Requirements>
Could you output each line of the data that follows exactly?

▬▬▬▬▬▬

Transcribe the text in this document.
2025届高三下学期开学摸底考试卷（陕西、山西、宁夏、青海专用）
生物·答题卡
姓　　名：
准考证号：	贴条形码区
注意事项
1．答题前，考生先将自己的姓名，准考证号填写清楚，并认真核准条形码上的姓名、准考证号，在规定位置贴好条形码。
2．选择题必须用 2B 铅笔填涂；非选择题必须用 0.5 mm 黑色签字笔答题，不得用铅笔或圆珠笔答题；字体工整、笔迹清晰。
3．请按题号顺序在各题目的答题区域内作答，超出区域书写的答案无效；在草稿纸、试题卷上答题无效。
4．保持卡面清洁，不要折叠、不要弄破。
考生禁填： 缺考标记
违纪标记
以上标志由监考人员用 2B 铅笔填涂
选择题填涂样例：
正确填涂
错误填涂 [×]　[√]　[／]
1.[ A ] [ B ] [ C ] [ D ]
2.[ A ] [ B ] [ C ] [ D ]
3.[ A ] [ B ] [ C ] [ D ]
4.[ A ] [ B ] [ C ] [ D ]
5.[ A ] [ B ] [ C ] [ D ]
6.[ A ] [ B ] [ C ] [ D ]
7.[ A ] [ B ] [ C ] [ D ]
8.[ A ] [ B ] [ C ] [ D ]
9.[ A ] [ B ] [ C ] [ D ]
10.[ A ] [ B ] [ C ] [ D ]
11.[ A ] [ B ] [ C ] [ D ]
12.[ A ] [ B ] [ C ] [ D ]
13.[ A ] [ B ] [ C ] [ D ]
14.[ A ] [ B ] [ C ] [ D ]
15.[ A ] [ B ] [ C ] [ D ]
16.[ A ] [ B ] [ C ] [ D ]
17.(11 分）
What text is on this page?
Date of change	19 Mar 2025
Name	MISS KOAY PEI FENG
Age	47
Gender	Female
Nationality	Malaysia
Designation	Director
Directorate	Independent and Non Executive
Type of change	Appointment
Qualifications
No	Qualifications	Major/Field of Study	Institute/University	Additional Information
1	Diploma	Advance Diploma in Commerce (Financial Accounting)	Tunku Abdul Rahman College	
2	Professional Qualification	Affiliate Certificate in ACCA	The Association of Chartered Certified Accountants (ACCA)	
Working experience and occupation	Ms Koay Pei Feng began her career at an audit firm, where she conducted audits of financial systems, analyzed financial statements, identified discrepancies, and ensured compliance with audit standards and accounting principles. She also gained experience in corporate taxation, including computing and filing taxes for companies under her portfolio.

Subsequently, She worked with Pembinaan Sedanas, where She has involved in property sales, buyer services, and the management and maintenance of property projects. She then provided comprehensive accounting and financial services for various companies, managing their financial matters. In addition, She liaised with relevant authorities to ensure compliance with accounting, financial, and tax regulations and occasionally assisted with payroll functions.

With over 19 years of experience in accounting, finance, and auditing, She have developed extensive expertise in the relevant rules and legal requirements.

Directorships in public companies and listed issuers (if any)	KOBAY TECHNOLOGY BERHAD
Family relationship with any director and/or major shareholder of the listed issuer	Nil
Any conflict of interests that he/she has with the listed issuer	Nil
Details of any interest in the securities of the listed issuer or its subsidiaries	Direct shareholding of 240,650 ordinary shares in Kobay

▬▬▬▬▬▬

The solution>
Transcribe the text in this document.
2025届高三下学期开学摸底考试卷（陕西、山西、宁夏、青海专用）
生物·答题卡
姓　　名：
准考证号：	贴条形码区
注意事项
1．答题前，考生先将自己的姓名，准考证号填写清楚，并认真核准条形码上的姓名、准考证号，在规定位置贴好条形码。
2．选择题必须用 2B 铅笔填涂；非选择题必须用 0.5 mm 黑色签字笔答题，不得用铅笔或圆珠笔答题；字体工整、笔迹清晰。
3．请按题号顺序在各题目的答题区域内作答，超出区域书写的答案无效；在草稿纸、试题卷上答题无效。
4．保持卡面清洁，不要折叠、不要弄破。
考生禁填： 缺考标记
违纪标记
以上标志由监考人员用 2B 铅笔填涂
选择题填涂样例：
正确填涂
错误填涂 [×]　[√]　[／]
1.[ A ] [ B ] [ C ] [ D ]
2.[ A ] [ B ] [ C ] [ D ]
3.[ A ] [ B ] [ C ] [ D ]
4.[ A ] [ B ] [ C ] [ D ]
5.[ A ] [ B ] [ C ] [ D ]
6.[ A ] [ B ] [ C ] [ D ]
7.[ A ] [ B ] [ C ] [ D ]
8.[ A ] [ B ] [ C ] [ D ]
9.[ A ] [ B ] [ C ] [ D ]
10.[ A ] [ B ] [ C ] [ D ]
11.[ A ] [ B ] [ C ] [ D ]
12.[ A ] [ B ] [ C ] [ D ]
13.[ A ] [ B ] [ C ] [ D ]
14.[ A ] [ B ] [ C ] [ D ]
15.[ A ] [ B ] [ C ] [ D ]
16.[ A ] [ B ] [ C ] [ D ]
17.(11 分）
What text is on this page?
Date of change	19 Mar 2025
Name	MISS KOAY PEI FENG
Age	47
Gender	Female
Nationality	Malaysia
Designation	Director
Directorate	Independent and Non Executive
Type of change	Appointment
Qualifications
No	Qualifications	Major/Field of Study	Institute/University	Additional Information
1	Diploma	Advance Diploma in Commerce (Financial Accounting)	Tunku Abdul Rahman College	
2	Professional Qualification	Affiliate Certificate in ACCA	The Association of Chartered Certified Accountants (ACCA)	
Working experience and occupation	Ms Koay Pei Feng began her career at an audit firm, where she conducted audits of financial systems, analyzed financial statements, identified discrepancies, and ensured compliance with audit standards and accounting principles. She also gained experience in corporate taxation, including computing and filing taxes for companies under her portfolio.

Subsequently, She worked with Pembinaan Sedanas, where She has involved in property sales, buyer services, and the management and maintenance of property projects. She then provided comprehensive accounting and financial services for various companies, managing their financial matters. In addition, She liaised with relevant authorities to ensure compliance with accounting, financial, and tax regulations and occasionally assisted with payroll functions.

With over 19 years of experience in accounting, finance, and auditing, She have developed extensive expertise in the relevant rules and legal requirements.

Directorships in public companies and listed issuers (if any)	KOBAY TECHNOLOGY BERHAD
Family relationship with any director and/or major shareholder of the listed issuer	Nil
Any conflict of interests that he/she has with the listed issuer	Nil
Details of any interest in the securities of the listed issuer or its subsidiaries	Direct shareholding of 240,650 ordinary shares in Kobay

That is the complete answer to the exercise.